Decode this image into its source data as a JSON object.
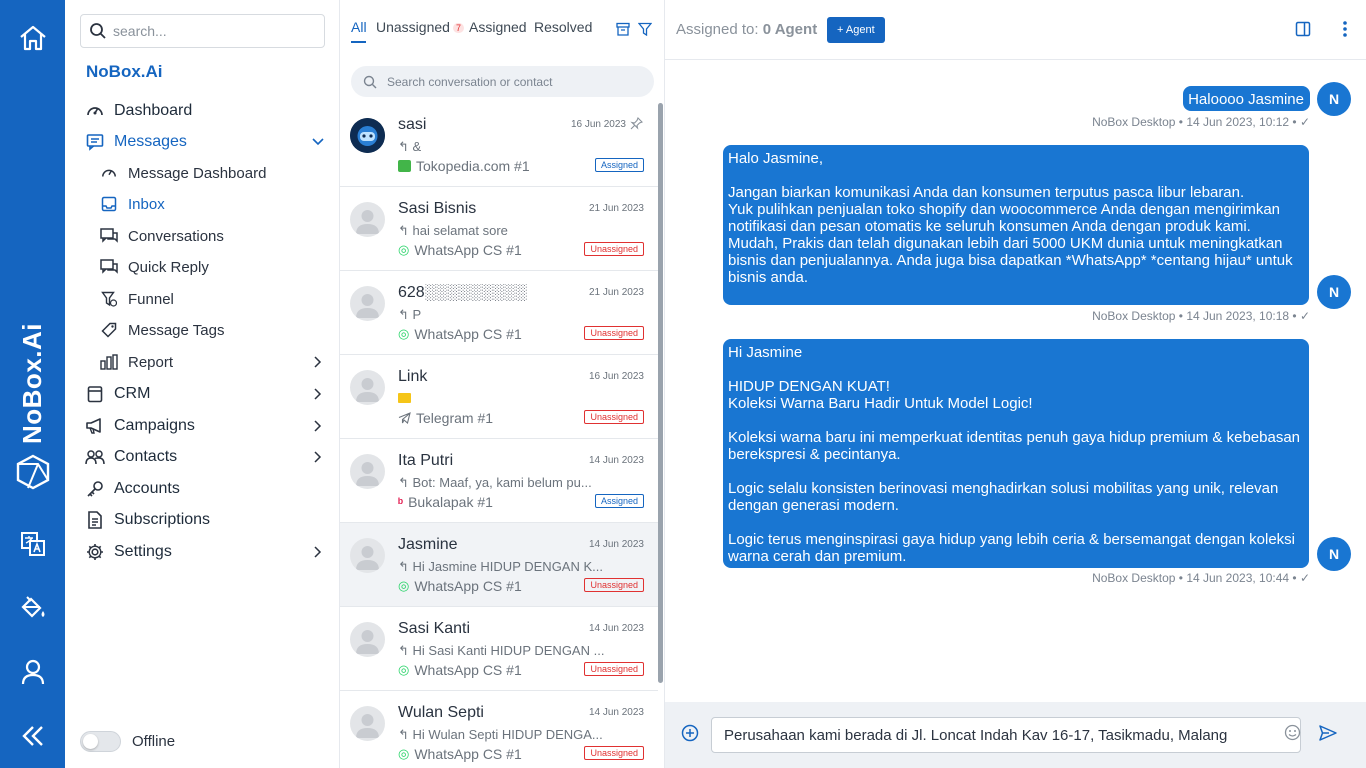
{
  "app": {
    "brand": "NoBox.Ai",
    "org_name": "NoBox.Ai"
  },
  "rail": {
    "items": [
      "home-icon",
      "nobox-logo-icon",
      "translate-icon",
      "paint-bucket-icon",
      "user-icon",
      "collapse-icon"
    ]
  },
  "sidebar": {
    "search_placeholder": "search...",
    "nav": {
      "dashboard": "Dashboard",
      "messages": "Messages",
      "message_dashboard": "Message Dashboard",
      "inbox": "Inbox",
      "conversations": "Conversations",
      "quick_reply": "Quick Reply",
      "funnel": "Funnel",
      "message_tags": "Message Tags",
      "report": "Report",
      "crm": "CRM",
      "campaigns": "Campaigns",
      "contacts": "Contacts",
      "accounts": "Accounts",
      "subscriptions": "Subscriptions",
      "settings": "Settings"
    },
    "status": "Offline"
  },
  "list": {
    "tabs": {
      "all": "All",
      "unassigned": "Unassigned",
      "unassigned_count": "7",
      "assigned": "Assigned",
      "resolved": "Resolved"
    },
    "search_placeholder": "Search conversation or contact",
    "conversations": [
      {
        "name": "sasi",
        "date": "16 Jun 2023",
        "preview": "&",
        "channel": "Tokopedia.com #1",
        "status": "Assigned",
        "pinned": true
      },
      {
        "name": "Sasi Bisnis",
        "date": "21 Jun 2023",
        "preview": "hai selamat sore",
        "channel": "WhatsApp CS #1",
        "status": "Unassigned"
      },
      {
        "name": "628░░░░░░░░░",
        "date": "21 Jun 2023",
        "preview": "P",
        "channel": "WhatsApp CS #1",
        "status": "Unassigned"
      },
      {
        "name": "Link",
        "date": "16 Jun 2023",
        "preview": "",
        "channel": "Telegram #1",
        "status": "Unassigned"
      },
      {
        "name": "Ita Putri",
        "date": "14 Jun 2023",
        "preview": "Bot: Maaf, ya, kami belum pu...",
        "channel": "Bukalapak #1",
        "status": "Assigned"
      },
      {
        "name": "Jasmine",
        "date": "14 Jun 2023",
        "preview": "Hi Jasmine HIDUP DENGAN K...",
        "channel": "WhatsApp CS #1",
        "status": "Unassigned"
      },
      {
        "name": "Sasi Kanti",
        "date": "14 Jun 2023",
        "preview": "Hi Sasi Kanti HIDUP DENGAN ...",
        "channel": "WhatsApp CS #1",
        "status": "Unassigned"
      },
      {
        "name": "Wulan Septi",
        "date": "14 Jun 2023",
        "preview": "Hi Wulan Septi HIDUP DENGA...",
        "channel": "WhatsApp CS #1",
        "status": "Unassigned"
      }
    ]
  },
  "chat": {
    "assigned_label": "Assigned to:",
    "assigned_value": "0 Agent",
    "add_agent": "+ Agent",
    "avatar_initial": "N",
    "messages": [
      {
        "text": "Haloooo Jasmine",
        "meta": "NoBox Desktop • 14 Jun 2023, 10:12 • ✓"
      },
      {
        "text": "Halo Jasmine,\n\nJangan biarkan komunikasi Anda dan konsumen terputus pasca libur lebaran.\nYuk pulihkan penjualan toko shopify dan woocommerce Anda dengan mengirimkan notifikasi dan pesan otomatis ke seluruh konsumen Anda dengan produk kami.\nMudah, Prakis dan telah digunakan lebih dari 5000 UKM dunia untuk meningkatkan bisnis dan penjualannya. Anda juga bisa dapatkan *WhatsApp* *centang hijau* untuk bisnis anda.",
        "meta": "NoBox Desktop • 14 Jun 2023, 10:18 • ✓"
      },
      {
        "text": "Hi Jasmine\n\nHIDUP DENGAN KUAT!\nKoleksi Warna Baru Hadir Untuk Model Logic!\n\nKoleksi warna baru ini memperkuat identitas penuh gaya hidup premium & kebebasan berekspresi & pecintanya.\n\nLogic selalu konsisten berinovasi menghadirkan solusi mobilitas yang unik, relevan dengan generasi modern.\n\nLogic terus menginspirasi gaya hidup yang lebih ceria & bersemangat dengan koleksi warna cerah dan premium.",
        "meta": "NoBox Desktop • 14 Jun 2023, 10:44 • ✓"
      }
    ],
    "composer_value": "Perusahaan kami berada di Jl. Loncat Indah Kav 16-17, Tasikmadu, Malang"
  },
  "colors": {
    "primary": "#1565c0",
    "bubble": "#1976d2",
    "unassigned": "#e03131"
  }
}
====================
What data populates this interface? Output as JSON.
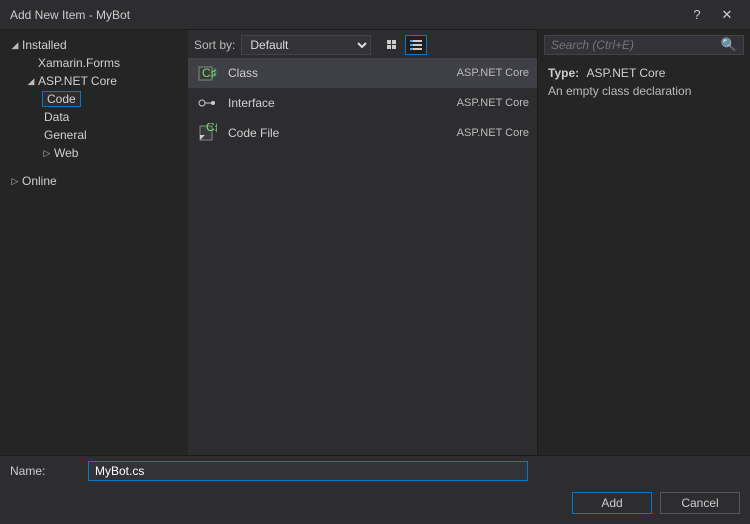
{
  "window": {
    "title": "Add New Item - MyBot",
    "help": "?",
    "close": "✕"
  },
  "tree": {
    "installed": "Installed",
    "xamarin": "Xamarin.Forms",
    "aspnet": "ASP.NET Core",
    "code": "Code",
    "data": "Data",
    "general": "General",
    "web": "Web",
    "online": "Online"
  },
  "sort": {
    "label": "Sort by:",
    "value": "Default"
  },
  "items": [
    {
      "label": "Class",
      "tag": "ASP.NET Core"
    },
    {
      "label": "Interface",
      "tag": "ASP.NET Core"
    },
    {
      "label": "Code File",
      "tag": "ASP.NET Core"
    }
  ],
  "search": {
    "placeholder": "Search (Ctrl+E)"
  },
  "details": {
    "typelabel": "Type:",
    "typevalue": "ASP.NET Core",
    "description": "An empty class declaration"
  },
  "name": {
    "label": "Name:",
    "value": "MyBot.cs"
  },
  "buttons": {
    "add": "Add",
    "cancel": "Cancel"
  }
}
====================
__Work to be completed__: Collect the lines of the records that include the string "conversations".

__Response for this exercise__:
      "conversations": "Conversations",
    "conversations": [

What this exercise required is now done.